■ **TEXTO FORNECIDO**:
########
Pesquisa avalia efetividade de políticas de conservação ambiental e aponta para aumento do desmatamento em período eleitoral

EFEITOS DOS INCENTIVOS FINANCEIROS DE CONSERVAÇÃO AMBIENTAL SÃO VULNERÁVEIS ÀS DECISÕES TOMADAS EM CICLOS POLÍTICOS

Segundo Ruggiero, incentivos financeiros reduziram a tensão social e econômica gerada por mecanismos ambientais de comando e controle, mas ainda precisam ser aperfeiçoados. Imagem: Preserva Maranhão

“Quais estratégias realmente funcionam contra a intensa perda de habitat nativo?”. A escassez de estudos sobre a efetividade de incentivos financeiros enquanto instrumentos para a conservação ambiental no Brasil estimulou Patricia Guidão Cruz Ruggiero, pesquisadora do Instituto de Biociências da Universidade de São Paulo, a estudá-los em sua tese de doutorado, intitulada Impacto de políticas de conservação e ciclos eleitorais sobre áreas protegidas e a cobertura florestal na Mata Atlântica Brasileira, apresentada em setembro de 2018. “A prática da avaliação de impacto das políticas ambientais precisa ser incorporada na cultura da gestão pública nacional e ir além de monitoramento, precisamos de dados que nos levem ao entendimento das consequências dessas intervenções”, defende.
########
■ **O QUE FAZER**:
1 – Segundo o texto sobre incentivos financeiros de conservação ambiental, em que mês e ano foi apresentada a tese de doutorado de Patricia Guidão Cruz Ruggiero?
2 – Prossiga o texto sobre a pesquisa de incentivos financeiros para a conservação na Mata Atlântica a partir do ponto em que ele termina.
Os registros constituem material à parte, sem relação com o texto.

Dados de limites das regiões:
########
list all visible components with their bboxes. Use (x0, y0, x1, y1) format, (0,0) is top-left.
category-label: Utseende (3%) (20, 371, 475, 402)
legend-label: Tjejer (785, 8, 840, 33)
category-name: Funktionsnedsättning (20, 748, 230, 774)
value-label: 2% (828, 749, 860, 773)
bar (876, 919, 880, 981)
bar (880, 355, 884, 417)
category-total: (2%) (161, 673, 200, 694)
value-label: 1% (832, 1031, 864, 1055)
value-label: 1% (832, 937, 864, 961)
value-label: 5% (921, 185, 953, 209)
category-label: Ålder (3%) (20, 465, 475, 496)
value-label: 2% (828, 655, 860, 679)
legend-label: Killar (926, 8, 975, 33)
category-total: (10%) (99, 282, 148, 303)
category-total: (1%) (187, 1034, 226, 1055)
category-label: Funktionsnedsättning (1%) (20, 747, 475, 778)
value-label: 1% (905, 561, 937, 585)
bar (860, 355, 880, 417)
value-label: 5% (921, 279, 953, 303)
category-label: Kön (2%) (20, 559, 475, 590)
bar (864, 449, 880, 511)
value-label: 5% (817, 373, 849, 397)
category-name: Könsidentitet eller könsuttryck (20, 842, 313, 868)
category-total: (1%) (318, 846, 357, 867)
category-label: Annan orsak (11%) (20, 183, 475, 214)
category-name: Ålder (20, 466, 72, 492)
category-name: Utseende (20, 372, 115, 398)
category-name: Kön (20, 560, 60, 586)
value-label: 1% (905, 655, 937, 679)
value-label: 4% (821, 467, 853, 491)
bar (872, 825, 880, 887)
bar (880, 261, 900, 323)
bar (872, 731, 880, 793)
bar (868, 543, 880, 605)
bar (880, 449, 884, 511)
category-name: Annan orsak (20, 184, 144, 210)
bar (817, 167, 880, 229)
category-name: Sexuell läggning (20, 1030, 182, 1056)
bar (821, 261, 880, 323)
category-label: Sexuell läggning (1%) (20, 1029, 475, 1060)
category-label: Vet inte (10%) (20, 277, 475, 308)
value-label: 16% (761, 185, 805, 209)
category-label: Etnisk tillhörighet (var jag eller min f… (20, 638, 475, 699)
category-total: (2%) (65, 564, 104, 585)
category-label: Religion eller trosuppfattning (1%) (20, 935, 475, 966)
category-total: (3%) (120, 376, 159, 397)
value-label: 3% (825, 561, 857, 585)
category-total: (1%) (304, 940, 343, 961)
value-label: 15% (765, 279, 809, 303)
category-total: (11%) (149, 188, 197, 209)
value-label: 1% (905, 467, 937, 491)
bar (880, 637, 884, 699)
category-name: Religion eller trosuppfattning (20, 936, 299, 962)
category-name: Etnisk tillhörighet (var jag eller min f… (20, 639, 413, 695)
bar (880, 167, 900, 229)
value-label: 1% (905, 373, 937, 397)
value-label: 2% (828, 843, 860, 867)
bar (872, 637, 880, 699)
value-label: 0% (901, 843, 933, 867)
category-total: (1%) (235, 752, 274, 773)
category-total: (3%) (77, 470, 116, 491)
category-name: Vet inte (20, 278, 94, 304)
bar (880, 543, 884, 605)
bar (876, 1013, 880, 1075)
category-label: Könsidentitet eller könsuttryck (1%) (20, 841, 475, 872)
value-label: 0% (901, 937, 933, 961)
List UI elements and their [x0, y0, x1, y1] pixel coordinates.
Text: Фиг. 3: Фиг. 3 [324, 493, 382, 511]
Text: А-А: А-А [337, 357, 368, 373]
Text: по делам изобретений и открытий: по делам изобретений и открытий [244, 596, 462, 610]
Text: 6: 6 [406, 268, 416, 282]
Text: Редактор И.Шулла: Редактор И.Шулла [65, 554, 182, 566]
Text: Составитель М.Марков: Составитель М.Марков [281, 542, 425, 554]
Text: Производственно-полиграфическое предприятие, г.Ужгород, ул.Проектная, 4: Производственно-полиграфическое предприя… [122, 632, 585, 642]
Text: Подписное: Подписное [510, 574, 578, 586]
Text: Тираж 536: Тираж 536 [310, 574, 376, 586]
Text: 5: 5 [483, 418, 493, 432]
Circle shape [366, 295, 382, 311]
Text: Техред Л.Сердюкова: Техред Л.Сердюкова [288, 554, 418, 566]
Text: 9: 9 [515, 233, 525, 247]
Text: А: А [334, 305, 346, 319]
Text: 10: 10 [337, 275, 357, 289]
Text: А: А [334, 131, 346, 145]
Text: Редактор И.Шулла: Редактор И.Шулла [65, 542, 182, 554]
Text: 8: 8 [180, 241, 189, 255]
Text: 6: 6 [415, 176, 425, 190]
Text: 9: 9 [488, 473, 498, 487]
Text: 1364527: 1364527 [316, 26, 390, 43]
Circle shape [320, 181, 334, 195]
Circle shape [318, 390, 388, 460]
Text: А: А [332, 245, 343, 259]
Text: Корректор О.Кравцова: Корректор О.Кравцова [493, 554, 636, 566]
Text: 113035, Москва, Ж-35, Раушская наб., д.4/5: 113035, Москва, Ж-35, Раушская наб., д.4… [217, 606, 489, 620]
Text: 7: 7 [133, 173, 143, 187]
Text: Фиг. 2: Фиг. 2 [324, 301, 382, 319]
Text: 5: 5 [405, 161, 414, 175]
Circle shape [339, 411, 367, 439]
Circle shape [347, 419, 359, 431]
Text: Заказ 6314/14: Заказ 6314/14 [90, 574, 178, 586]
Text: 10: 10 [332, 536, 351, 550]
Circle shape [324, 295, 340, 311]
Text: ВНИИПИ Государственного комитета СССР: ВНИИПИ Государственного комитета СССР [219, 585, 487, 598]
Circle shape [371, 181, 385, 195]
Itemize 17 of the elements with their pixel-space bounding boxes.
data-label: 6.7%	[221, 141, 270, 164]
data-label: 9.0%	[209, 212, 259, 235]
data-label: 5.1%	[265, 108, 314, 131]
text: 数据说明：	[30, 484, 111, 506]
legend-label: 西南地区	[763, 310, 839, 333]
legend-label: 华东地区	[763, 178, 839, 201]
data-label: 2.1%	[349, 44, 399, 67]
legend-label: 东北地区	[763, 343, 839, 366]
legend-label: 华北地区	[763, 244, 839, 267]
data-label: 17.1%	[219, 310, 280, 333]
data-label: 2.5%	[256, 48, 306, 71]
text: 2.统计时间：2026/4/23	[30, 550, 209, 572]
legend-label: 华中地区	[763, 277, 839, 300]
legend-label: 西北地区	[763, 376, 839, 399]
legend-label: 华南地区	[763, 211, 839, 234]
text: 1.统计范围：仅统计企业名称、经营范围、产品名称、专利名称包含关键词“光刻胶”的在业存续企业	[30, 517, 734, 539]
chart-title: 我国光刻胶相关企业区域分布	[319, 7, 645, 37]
########
■ **RESULTADOS POR TAREFA**:
1 – Em setembro de 2018.

2 –
Ruggiero estimou a efetividade de dois dos mais antigos e populares incentivos no combate à perda de vegetação nativa no Brasil os Pagamentos por Serviços Ambientais (PSA) e a transferência fiscal intergovernamental com base em critérios ecológicos (ICMS Ecológico) , deparando-se, ao longo da pesquisa, com um resultado adicional inesperado: a existência de ciclos eleitorais de desmatamento na Mata Atlântica. “Às vezes, há um grande esforço na concepção e implementação de políticas ambientais e pode-se estar perdendo parte desse esforço em função dos impactos de ciclos eleitorais, que permanecem desconsiderados se não fizermos estudos de avaliação de impacto”, alerta.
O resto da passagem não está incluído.